Search the data for the word "Peeters". Reproduce every line where it is found.
── Supplied entries
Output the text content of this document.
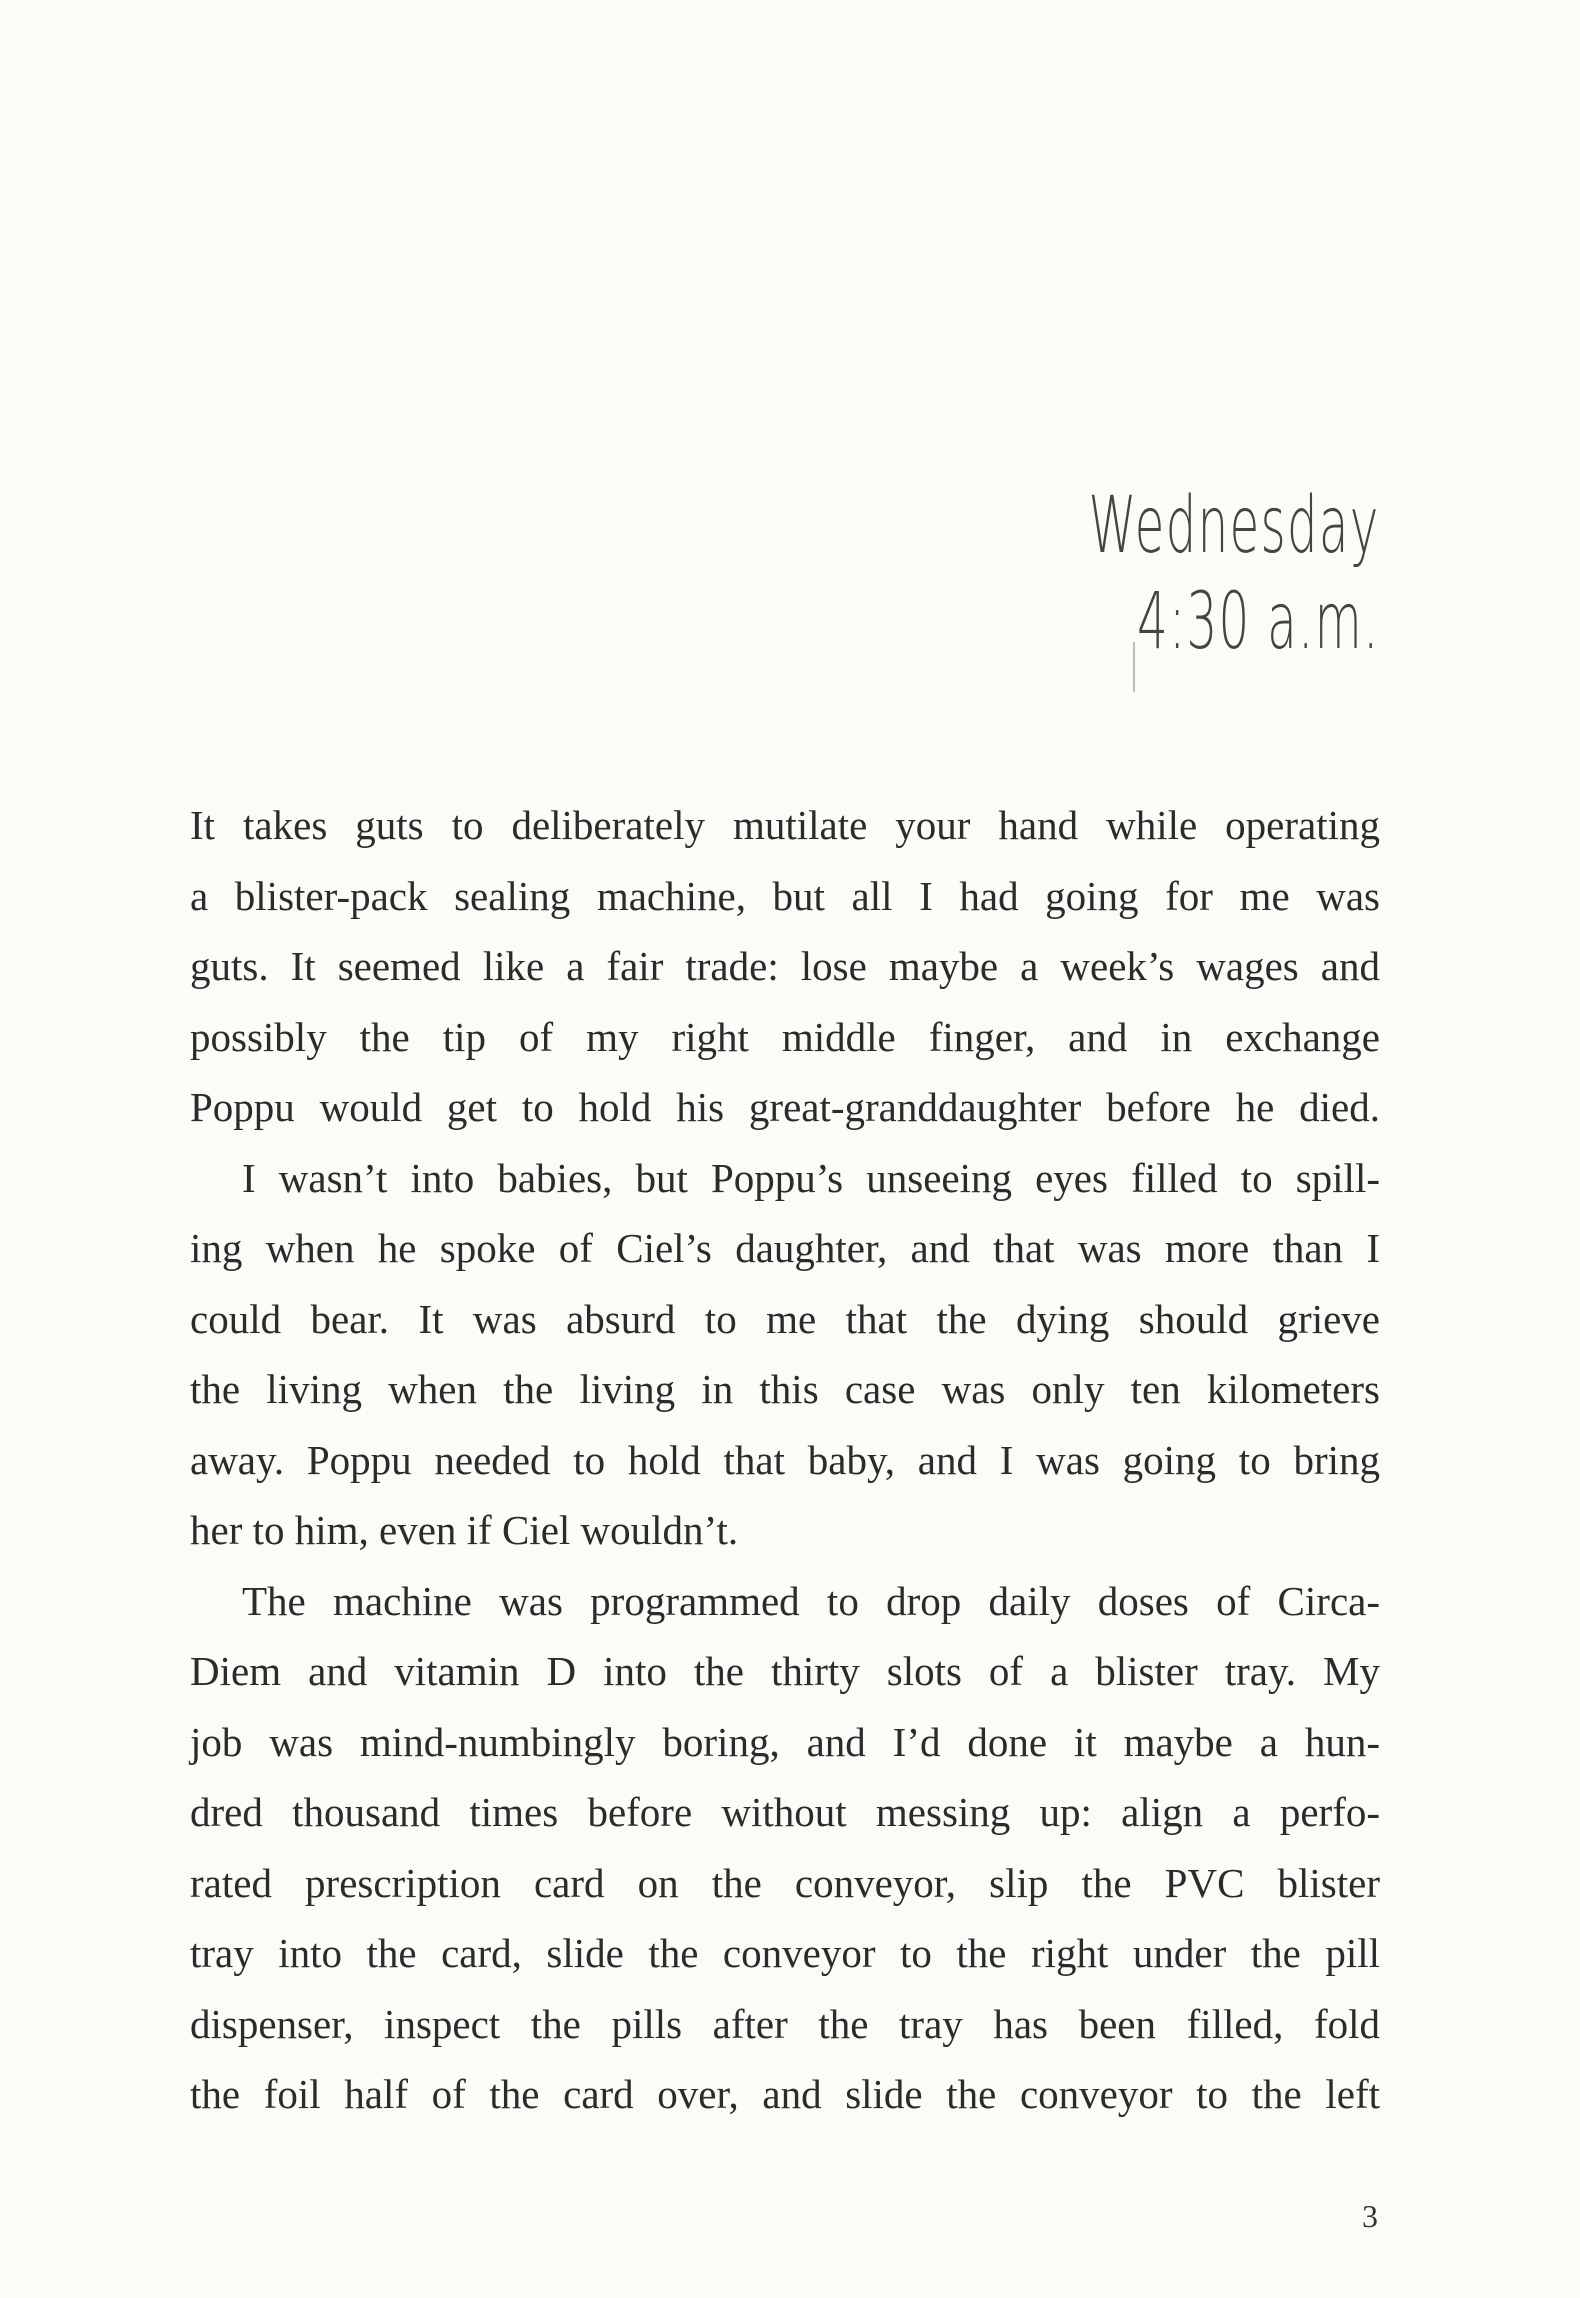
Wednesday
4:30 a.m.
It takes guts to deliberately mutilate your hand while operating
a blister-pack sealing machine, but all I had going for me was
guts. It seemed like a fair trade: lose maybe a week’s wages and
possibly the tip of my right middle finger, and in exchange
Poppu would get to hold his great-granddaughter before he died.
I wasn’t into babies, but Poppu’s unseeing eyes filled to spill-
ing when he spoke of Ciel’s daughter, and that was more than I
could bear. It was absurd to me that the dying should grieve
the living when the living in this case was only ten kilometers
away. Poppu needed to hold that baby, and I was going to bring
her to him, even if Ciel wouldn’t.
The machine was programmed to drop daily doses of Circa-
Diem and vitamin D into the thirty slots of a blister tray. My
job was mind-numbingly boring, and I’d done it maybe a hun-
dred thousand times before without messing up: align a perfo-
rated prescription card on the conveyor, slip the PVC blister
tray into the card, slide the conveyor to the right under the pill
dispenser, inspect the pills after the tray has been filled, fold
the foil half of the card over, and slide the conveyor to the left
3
────
── Supplied entries
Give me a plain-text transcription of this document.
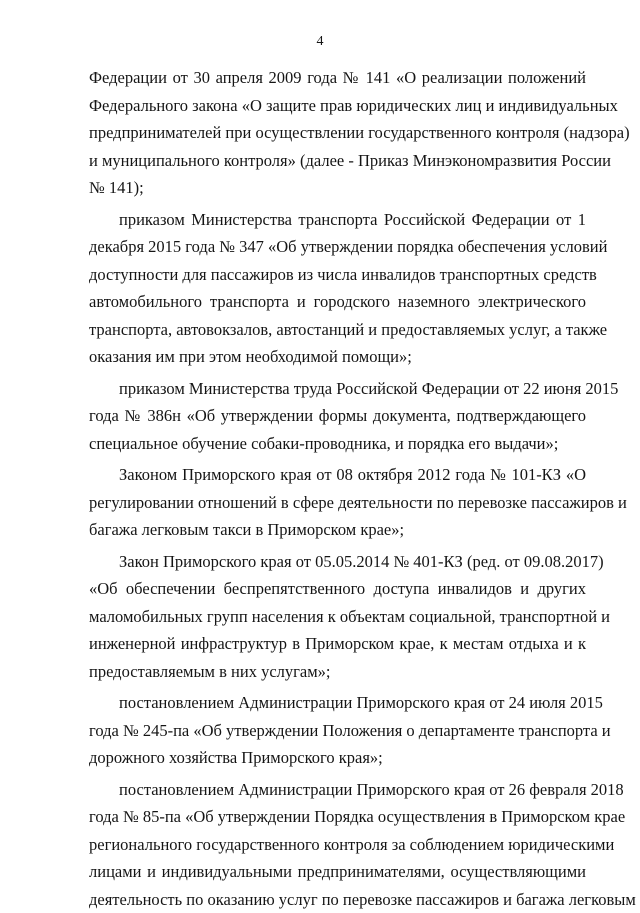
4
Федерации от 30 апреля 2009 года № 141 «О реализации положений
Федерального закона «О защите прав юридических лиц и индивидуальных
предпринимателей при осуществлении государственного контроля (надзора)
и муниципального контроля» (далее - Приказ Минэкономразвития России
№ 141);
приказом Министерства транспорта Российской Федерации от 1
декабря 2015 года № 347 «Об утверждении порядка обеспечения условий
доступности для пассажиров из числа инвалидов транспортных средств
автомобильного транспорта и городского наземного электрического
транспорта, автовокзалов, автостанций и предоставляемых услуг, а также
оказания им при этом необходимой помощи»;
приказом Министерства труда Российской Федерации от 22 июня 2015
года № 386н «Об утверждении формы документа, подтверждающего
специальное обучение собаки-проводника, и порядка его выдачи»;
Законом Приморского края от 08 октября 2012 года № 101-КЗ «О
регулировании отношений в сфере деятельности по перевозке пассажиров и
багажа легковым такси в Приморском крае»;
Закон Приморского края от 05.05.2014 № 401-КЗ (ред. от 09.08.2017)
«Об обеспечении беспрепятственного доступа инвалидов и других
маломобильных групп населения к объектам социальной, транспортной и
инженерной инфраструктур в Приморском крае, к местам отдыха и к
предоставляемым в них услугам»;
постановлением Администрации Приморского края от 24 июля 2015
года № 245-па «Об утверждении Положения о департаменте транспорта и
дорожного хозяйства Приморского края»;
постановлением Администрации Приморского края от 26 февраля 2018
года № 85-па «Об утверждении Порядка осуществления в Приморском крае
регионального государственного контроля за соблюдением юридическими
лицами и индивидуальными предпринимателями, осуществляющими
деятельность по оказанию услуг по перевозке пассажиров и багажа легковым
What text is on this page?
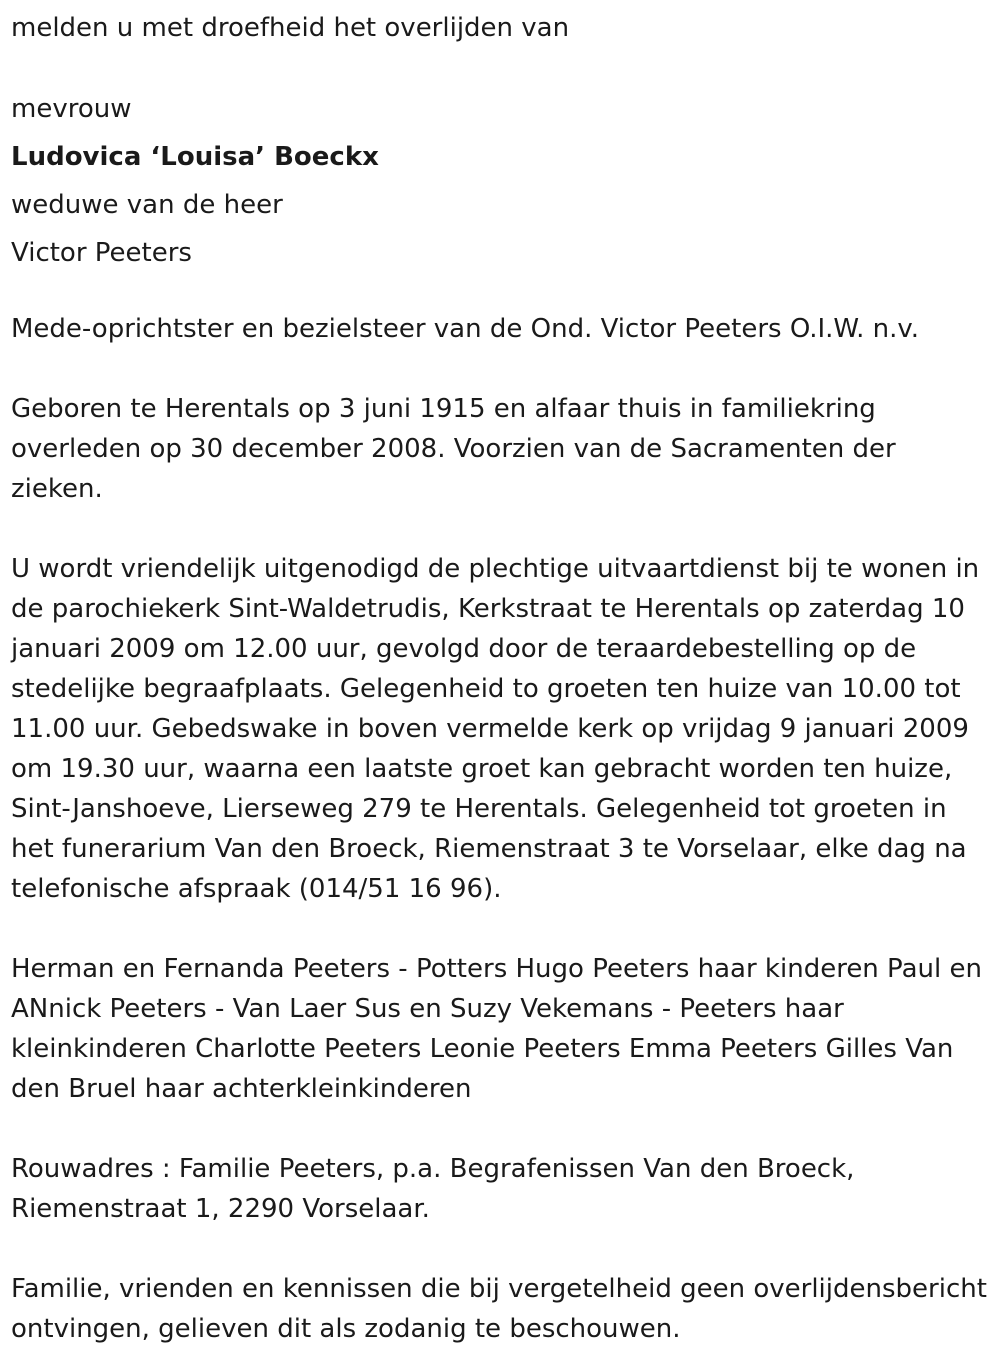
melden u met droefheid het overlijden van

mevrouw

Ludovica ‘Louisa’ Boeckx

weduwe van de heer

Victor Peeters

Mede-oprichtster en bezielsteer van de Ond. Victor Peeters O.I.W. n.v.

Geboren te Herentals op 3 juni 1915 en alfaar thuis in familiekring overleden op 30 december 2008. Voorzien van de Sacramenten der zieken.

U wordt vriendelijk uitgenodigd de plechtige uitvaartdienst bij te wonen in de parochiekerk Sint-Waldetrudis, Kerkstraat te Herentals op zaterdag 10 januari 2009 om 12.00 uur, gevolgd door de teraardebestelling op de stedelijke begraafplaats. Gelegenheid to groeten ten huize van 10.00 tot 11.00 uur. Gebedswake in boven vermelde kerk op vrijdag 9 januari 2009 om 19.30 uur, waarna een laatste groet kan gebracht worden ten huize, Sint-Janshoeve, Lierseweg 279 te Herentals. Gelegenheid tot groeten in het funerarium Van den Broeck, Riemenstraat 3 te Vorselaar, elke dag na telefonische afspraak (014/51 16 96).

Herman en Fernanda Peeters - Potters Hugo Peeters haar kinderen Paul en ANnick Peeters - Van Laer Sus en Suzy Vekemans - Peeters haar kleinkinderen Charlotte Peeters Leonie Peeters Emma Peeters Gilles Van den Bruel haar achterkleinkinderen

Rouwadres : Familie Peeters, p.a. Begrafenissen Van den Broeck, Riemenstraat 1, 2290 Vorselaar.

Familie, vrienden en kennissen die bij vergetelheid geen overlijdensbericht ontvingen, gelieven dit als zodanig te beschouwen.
────
Expected answer:
Victor Peeters
Mede-oprichtster en bezielsteer van de Ond. Victor Peeters O.I.W. n.v.
Herman en Fernanda Peeters - Potters Hugo Peeters haar kinderen Paul en ANnick Peeters - Van Laer Sus en Suzy Vekemans - Peeters haar kleinkinderen Charlotte Peeters Leonie Peeters Emma Peeters Gilles Van den Bruel haar achterkleinkinderen
Rouwadres : Familie Peeters, p.a. Begrafenissen Van den Broeck, Riemenstraat 1, 2290 Vorselaar.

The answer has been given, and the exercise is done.